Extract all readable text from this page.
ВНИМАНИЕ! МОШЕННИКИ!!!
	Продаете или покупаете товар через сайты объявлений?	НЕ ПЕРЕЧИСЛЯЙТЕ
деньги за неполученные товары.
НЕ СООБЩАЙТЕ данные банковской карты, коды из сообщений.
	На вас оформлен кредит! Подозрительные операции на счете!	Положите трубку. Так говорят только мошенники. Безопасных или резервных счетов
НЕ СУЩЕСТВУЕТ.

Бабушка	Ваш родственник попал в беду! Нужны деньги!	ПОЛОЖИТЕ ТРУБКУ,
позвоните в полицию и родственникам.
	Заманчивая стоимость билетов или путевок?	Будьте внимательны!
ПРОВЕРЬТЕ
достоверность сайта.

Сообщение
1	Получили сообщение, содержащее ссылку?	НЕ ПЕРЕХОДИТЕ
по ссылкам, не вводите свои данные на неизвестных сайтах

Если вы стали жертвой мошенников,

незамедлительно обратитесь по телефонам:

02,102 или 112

##############################

Each entry must be reproduced verbatim.

▶ **TASK OUTPUT**
Extract all readable text from this page.
ВНИМАНИЕ! МОШЕННИКИ!!!
	Продаете или покупаете товар через сайты объявлений?	НЕ ПЕРЕЧИСЛЯЙТЕ
деньги за неполученные товары.
НЕ СООБЩАЙТЕ данные банковской карты, коды из сообщений.
	На вас оформлен кредит! Подозрительные операции на счете!	Положите трубку. Так говорят только мошенники. Безопасных или резервных счетов
НЕ СУЩЕСТВУЕТ.

Бабушка	Ваш родственник попал в беду! Нужны деньги!	ПОЛОЖИТЕ ТРУБКУ,
позвоните в полицию и родственникам.
	Заманчивая стоимость билетов или путевок?	Будьте внимательны!
ПРОВЕРЬТЕ
достоверность сайта.

Сообщение
1	Получили сообщение, содержащее ссылку?	НЕ ПЕРЕХОДИТЕ
по ссылкам, не вводите свои данные на неизвестных сайтах

Если вы стали жертвой мошенников,

незамедлительно обратитесь по телефонам:

02,102 или 112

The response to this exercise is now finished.